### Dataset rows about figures

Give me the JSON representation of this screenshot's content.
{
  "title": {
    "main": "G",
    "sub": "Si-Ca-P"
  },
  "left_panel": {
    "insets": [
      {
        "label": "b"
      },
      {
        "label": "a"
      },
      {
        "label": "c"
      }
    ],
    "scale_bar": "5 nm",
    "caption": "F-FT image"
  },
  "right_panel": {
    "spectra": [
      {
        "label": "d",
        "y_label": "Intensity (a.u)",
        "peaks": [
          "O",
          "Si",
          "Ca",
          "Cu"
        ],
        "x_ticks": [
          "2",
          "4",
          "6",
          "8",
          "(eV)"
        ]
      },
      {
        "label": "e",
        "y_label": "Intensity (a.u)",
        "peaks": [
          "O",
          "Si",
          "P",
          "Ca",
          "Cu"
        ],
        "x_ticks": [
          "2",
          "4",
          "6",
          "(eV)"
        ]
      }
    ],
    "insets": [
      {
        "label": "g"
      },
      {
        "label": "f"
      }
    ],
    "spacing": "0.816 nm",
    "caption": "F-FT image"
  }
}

### Problem requirements
The entries above should be repeated exactly, every one of them.

### Output below
Give me the JSON representation of this screenshot's content.
{
  "title": {
    "main": "G",
    "sub": "Si-Ca-P"
  },
  "left_panel": {
    "insets": [
      {
        "label": "b"
      },
      {
        "label": "a"
      },
      {
        "label": "c"
      }
    ],
    "scale_bar": "5 nm",
    "caption": "F-FT image"
  },
  "right_panel": {
    "spectra": [
      {
        "label": "d",
        "y_label": "Intensity (a.u)",
        "peaks": [
          "O",
          "Si",
          "Ca",
          "Cu"
        ],
        "x_ticks": [
          "2",
          "4",
          "6",
          "8",
          "(eV)"
        ]
      },
      {
        "label": "e",
        "y_label": "Intensity (a.u)",
        "peaks": [
          "O",
          "Si",
          "P",
          "Ca",
          "Cu"
        ],
        "x_ticks": [
          "2",
          "4",
          "6",
          "(eV)"
        ]
      }
    ],
    "insets": [
      {
        "label": "g"
      },
      {
        "label": "f"
      }
    ],
    "spacing": "0.816 nm",
    "caption": "F-FT image"
  }
}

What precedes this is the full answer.